▶ RECORDS PROVIDED:

___

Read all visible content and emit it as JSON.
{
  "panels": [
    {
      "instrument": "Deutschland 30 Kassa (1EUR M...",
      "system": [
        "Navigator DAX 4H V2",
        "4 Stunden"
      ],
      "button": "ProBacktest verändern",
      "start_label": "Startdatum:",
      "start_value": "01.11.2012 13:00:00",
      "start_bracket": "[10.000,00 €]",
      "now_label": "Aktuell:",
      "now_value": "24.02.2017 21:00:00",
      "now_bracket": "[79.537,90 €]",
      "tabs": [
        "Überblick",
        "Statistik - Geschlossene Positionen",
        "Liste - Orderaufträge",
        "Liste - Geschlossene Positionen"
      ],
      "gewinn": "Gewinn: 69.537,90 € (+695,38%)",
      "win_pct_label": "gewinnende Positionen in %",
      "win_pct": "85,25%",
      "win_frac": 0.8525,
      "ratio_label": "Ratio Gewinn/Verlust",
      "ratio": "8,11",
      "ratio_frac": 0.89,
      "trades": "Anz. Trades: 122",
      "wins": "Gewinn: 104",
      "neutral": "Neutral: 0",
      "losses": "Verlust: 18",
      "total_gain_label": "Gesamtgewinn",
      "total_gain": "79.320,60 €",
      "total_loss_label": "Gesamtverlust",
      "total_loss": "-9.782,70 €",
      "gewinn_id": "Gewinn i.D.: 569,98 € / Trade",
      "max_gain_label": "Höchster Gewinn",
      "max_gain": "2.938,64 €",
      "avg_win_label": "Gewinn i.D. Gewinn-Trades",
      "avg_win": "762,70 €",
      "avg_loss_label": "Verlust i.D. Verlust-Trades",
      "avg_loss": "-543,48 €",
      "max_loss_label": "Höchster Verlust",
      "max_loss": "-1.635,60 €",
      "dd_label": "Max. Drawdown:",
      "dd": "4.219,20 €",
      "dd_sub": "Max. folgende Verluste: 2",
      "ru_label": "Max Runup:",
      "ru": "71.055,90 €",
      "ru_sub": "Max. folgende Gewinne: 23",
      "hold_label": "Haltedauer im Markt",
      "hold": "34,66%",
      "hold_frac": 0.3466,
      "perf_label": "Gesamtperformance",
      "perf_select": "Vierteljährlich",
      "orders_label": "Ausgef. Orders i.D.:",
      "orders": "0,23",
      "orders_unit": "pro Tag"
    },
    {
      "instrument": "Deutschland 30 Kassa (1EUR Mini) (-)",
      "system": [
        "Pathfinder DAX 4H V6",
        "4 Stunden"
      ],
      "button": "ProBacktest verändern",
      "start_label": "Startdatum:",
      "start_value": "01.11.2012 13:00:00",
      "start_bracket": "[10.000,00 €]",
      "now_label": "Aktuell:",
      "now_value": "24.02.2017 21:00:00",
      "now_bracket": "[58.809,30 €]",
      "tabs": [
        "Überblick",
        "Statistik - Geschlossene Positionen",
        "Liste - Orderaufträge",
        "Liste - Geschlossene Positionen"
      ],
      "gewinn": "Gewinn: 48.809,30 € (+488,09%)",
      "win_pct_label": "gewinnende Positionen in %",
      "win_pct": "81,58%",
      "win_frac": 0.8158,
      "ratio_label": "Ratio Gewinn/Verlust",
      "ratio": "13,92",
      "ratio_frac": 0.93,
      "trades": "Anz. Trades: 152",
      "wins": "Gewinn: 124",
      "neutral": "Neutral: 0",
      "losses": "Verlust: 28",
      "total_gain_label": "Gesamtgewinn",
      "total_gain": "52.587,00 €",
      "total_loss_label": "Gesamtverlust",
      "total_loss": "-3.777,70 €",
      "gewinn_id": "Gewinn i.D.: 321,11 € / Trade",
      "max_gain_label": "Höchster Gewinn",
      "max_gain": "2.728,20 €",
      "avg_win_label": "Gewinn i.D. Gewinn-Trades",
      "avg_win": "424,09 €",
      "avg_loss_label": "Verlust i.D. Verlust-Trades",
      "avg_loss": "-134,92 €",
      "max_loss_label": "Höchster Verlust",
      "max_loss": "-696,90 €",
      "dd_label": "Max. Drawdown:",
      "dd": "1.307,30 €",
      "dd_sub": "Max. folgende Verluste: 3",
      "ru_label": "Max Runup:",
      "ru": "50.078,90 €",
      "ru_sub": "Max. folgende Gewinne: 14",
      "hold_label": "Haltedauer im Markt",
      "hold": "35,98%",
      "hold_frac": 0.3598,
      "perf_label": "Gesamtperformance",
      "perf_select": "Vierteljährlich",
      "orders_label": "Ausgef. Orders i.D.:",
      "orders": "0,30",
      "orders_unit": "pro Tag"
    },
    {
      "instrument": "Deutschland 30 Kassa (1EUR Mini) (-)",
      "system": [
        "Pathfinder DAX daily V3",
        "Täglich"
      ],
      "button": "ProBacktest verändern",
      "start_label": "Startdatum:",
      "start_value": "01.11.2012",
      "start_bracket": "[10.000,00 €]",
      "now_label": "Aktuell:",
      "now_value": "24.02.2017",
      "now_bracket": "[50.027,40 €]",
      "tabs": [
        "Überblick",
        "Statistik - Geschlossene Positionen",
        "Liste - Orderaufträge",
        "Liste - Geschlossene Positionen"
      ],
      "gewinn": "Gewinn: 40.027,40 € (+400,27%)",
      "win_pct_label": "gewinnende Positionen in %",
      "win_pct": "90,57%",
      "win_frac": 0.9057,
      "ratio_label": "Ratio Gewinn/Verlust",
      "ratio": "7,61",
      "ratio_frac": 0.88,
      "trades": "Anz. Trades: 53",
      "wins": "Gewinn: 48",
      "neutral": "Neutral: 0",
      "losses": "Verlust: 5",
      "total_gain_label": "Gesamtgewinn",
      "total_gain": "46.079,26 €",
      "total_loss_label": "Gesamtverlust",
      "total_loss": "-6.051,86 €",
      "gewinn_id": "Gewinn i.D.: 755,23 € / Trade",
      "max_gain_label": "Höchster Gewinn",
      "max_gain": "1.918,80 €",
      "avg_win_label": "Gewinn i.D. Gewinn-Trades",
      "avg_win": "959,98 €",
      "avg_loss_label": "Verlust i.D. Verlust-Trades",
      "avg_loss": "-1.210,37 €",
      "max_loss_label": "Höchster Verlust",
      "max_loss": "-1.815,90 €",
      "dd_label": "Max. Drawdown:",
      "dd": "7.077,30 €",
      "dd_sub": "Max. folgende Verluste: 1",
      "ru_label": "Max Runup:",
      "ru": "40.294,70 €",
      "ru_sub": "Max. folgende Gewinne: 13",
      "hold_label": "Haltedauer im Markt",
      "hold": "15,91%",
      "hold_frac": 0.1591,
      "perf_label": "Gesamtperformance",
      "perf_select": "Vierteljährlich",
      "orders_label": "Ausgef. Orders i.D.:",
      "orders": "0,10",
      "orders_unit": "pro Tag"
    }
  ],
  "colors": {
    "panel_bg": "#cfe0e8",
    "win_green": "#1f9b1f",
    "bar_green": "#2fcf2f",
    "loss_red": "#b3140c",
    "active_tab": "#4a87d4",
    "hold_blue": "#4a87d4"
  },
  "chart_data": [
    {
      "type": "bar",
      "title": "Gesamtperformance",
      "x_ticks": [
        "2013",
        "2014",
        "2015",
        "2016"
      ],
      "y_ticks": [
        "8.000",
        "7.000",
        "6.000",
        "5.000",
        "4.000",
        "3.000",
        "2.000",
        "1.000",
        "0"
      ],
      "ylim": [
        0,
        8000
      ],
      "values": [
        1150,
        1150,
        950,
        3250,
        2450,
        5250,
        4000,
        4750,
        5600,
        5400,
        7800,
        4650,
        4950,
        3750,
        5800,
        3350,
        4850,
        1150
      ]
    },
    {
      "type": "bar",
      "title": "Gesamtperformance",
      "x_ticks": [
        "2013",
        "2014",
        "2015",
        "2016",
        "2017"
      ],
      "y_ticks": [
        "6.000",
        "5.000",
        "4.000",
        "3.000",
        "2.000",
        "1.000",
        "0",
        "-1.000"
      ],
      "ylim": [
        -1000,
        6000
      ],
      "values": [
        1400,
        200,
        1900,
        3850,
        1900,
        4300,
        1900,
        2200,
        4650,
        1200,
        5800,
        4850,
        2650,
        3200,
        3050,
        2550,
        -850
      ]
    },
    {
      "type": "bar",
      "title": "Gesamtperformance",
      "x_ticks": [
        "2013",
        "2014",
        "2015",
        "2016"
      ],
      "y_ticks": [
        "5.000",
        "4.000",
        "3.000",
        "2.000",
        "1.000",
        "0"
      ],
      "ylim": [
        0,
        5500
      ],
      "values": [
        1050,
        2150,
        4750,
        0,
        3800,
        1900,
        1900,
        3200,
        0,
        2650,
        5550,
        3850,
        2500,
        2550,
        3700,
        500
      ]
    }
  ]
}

___

▶ OBJECTIVE: In the listing, find every line containing the word "Verluste" and list it.

▶ FINAL RESULT:
      "dd_sub": "Max. folgende Verluste: 2",
      "dd_sub": "Max. folgende Verluste: 3",
      "dd_sub": "Max. folgende Verluste: 1",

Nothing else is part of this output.